> [Given entries]:
>>>>>
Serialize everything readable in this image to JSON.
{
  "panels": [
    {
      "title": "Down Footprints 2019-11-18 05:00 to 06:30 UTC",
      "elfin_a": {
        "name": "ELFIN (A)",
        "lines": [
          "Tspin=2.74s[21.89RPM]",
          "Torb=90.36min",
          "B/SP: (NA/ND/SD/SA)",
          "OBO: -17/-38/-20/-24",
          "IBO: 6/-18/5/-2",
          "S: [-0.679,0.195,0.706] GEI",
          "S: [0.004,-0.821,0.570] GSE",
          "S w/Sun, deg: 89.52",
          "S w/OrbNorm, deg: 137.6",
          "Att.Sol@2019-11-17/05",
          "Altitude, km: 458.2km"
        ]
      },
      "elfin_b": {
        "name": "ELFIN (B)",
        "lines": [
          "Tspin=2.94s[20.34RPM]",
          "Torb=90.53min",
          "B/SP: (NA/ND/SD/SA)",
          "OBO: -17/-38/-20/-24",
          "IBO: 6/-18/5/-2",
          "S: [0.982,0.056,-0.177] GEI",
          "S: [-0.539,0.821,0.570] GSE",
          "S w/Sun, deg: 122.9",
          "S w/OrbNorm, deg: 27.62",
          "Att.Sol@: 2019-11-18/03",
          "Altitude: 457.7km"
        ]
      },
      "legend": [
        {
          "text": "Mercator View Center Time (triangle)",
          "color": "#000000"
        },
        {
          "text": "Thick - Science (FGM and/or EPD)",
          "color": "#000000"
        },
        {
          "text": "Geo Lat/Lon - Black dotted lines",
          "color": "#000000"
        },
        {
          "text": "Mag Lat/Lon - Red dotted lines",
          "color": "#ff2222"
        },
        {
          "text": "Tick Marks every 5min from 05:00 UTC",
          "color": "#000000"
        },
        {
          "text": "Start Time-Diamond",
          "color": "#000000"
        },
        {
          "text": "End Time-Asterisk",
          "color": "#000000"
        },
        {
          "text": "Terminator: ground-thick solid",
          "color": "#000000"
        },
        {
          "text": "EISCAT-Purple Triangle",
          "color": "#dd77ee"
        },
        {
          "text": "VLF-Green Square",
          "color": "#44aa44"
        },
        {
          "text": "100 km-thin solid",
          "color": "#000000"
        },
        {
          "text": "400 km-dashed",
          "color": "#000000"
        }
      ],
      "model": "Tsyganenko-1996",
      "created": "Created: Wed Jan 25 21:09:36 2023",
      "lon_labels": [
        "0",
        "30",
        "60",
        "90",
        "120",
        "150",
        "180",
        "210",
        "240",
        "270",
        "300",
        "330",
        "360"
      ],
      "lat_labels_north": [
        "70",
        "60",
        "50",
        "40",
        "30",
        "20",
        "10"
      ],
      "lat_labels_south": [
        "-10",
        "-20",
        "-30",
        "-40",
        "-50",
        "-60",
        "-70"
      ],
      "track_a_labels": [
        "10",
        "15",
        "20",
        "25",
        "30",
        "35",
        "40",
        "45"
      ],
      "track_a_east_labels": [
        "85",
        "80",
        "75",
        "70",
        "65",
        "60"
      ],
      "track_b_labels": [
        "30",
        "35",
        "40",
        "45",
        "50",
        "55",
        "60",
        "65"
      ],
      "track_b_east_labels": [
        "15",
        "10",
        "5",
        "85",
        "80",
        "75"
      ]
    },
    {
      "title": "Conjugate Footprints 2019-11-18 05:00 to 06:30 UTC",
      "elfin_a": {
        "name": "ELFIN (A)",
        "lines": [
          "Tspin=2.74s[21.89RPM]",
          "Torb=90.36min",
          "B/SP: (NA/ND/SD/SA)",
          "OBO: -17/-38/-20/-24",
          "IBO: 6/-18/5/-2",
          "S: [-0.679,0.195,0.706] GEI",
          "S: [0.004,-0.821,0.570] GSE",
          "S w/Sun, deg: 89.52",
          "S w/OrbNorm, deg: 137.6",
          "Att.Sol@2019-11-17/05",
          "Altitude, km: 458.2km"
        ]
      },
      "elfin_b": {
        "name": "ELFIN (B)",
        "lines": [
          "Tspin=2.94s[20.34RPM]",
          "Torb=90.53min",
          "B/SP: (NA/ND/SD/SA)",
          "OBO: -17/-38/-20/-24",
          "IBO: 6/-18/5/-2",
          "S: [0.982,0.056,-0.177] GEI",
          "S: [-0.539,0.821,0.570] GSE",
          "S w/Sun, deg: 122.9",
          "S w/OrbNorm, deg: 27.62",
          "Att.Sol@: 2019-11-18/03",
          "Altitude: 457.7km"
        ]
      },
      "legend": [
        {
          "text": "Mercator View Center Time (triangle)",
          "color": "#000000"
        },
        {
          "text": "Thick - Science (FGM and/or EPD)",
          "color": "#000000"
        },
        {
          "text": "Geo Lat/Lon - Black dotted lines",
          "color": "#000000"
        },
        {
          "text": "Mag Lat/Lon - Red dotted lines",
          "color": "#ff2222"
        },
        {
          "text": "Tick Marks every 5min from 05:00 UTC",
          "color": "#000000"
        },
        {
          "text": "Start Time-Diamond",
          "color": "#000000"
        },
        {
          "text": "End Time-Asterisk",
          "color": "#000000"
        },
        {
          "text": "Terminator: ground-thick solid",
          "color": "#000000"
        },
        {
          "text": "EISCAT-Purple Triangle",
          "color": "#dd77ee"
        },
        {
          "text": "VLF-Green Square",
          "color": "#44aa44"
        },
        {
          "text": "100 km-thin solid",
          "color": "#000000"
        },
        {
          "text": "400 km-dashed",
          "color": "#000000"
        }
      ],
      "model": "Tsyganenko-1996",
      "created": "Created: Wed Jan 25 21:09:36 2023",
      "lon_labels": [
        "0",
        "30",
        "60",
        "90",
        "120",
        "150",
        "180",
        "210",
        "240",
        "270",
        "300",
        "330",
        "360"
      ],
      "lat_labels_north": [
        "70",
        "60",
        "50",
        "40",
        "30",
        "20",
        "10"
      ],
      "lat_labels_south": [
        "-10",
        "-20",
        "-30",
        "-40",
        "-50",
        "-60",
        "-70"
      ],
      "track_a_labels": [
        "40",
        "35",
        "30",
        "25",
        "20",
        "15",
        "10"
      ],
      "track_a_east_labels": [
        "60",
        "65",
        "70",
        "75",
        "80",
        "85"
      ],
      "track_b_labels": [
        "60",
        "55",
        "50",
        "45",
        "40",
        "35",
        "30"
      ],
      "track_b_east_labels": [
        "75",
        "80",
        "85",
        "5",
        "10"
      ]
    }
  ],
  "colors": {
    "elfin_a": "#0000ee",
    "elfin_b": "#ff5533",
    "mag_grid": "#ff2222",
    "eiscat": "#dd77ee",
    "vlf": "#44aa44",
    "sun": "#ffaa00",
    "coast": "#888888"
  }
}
<<<<<
Extract the data exactly as given.

Serialize everything readable in this image to JSON.
{
  "panels": [
    {
      "title": "Down Footprints 2019-11-18 05:00 to 06:30 UTC",
      "elfin_a": {
        "name": "ELFIN (A)",
        "lines": [
          "Tspin=2.74s[21.89RPM]",
          "Torb=90.36min",
          "B/SP: (NA/ND/SD/SA)",
          "OBO: -17/-38/-20/-24",
          "IBO: 6/-18/5/-2",
          "S: [-0.679,0.195,0.706] GEI",
          "S: [0.004,-0.821,0.570] GSE",
          "S w/Sun, deg: 89.52",
          "S w/OrbNorm, deg: 137.6",
          "Att.Sol@2019-11-17/05",
          "Altitude, km: 458.2km"
        ]
      },
      "elfin_b": {
        "name": "ELFIN (B)",
        "lines": [
          "Tspin=2.94s[20.34RPM]",
          "Torb=90.53min",
          "B/SP: (NA/ND/SD/SA)",
          "OBO: -17/-38/-20/-24",
          "IBO: 6/-18/5/-2",
          "S: [0.982,0.056,-0.177] GEI",
          "S: [-0.539,0.821,0.570] GSE",
          "S w/Sun, deg: 122.9",
          "S w/OrbNorm, deg: 27.62",
          "Att.Sol@: 2019-11-18/03",
          "Altitude: 457.7km"
        ]
      },
      "legend": [
        {
          "text": "Mercator View Center Time (triangle)",
          "color": "#000000"
        },
        {
          "text": "Thick - Science (FGM and/or EPD)",
          "color": "#000000"
        },
        {
          "text": "Geo Lat/Lon - Black dotted lines",
          "color": "#000000"
        },
        {
          "text": "Mag Lat/Lon - Red dotted lines",
          "color": "#ff2222"
        },
        {
          "text": "Tick Marks every 5min from 05:00 UTC",
          "color": "#000000"
        },
        {
          "text": "Start Time-Diamond",
          "color": "#000000"
        },
        {
          "text": "End Time-Asterisk",
          "color": "#000000"
        },
        {
          "text": "Terminator: ground-thick solid",
          "color": "#000000"
        },
        {
          "text": "EISCAT-Purple Triangle",
          "color": "#dd77ee"
        },
        {
          "text": "VLF-Green Square",
          "color": "#44aa44"
        },
        {
          "text": "100 km-thin solid",
          "color": "#000000"
        },
        {
          "text": "400 km-dashed",
          "color": "#000000"
        }
      ],
      "model": "Tsyganenko-1996",
      "created": "Created: Wed Jan 25 21:09:36 2023",
      "lon_labels": [
        "0",
        "30",
        "60",
        "90",
        "120",
        "150",
        "180",
        "210",
        "240",
        "270",
        "300",
        "330",
        "360"
      ],
      "lat_labels_north": [
        "70",
        "60",
        "50",
        "40",
        "30",
        "20",
        "10"
      ],
      "lat_labels_south": [
        "-10",
        "-20",
        "-30",
        "-40",
        "-50",
        "-60",
        "-70"
      ],
      "track_a_labels": [
        "10",
        "15",
        "20",
        "25",
        "30",
        "35",
        "40",
        "45"
      ],
      "track_a_east_labels": [
        "85",
        "80",
        "75",
        "70",
        "65",
        "60"
      ],
      "track_b_labels": [
        "30",
        "35",
        "40",
        "45",
        "50",
        "55",
        "60",
        "65"
      ],
      "track_b_east_labels": [
        "15",
        "10",
        "5",
        "85",
        "80",
        "75"
      ]
    },
    {
      "title": "Conjugate Footprints 2019-11-18 05:00 to 06:30 UTC",
      "elfin_a": {
        "name": "ELFIN (A)",
        "lines": [
          "Tspin=2.74s[21.89RPM]",
          "Torb=90.36min",
          "B/SP: (NA/ND/SD/SA)",
          "OBO: -17/-38/-20/-24",
          "IBO: 6/-18/5/-2",
          "S: [-0.679,0.195,0.706] GEI",
          "S: [0.004,-0.821,0.570] GSE",
          "S w/Sun, deg: 89.52",
          "S w/OrbNorm, deg: 137.6",
          "Att.Sol@2019-11-17/05",
          "Altitude, km: 458.2km"
        ]
      },
      "elfin_b": {
        "name": "ELFIN (B)",
        "lines": [
          "Tspin=2.94s[20.34RPM]",
          "Torb=90.53min",
          "B/SP: (NA/ND/SD/SA)",
          "OBO: -17/-38/-20/-24",
          "IBO: 6/-18/5/-2",
          "S: [0.982,0.056,-0.177] GEI",
          "S: [-0.539,0.821,0.570] GSE",
          "S w/Sun, deg: 122.9",
          "S w/OrbNorm, deg: 27.62",
          "Att.Sol@: 2019-11-18/03",
          "Altitude: 457.7km"
        ]
      },
      "legend": [
        {
          "text": "Mercator View Center Time (triangle)",
          "color": "#000000"
        },
        {
          "text": "Thick - Science (FGM and/or EPD)",
          "color": "#000000"
        },
        {
          "text": "Geo Lat/Lon - Black dotted lines",
          "color": "#000000"
        },
        {
          "text": "Mag Lat/Lon - Red dotted lines",
          "color": "#ff2222"
        },
        {
          "text": "Tick Marks every 5min from 05:00 UTC",
          "color": "#000000"
        },
        {
          "text": "Start Time-Diamond",
          "color": "#000000"
        },
        {
          "text": "End Time-Asterisk",
          "color": "#000000"
        },
        {
          "text": "Terminator: ground-thick solid",
          "color": "#000000"
        },
        {
          "text": "EISCAT-Purple Triangle",
          "color": "#dd77ee"
        },
        {
          "text": "VLF-Green Square",
          "color": "#44aa44"
        },
        {
          "text": "100 km-thin solid",
          "color": "#000000"
        },
        {
          "text": "400 km-dashed",
          "color": "#000000"
        }
      ],
      "model": "Tsyganenko-1996",
      "created": "Created: Wed Jan 25 21:09:36 2023",
      "lon_labels": [
        "0",
        "30",
        "60",
        "90",
        "120",
        "150",
        "180",
        "210",
        "240",
        "270",
        "300",
        "330",
        "360"
      ],
      "lat_labels_north": [
        "70",
        "60",
        "50",
        "40",
        "30",
        "20",
        "10"
      ],
      "lat_labels_south": [
        "-10",
        "-20",
        "-30",
        "-40",
        "-50",
        "-60",
        "-70"
      ],
      "track_a_labels": [
        "40",
        "35",
        "30",
        "25",
        "20",
        "15",
        "10"
      ],
      "track_a_east_labels": [
        "60",
        "65",
        "70",
        "75",
        "80",
        "85"
      ],
      "track_b_labels": [
        "60",
        "55",
        "50",
        "45",
        "40",
        "35",
        "30"
      ],
      "track_b_east_labels": [
        "75",
        "80",
        "85",
        "5",
        "10"
      ]
    }
  ],
  "colors": {
    "elfin_a": "#0000ee",
    "elfin_b": "#ff5533",
    "mag_grid": "#ff2222",
    "eiscat": "#dd77ee",
    "vlf": "#44aa44",
    "sun": "#ffaa00",
    "coast": "#888888"
  }
}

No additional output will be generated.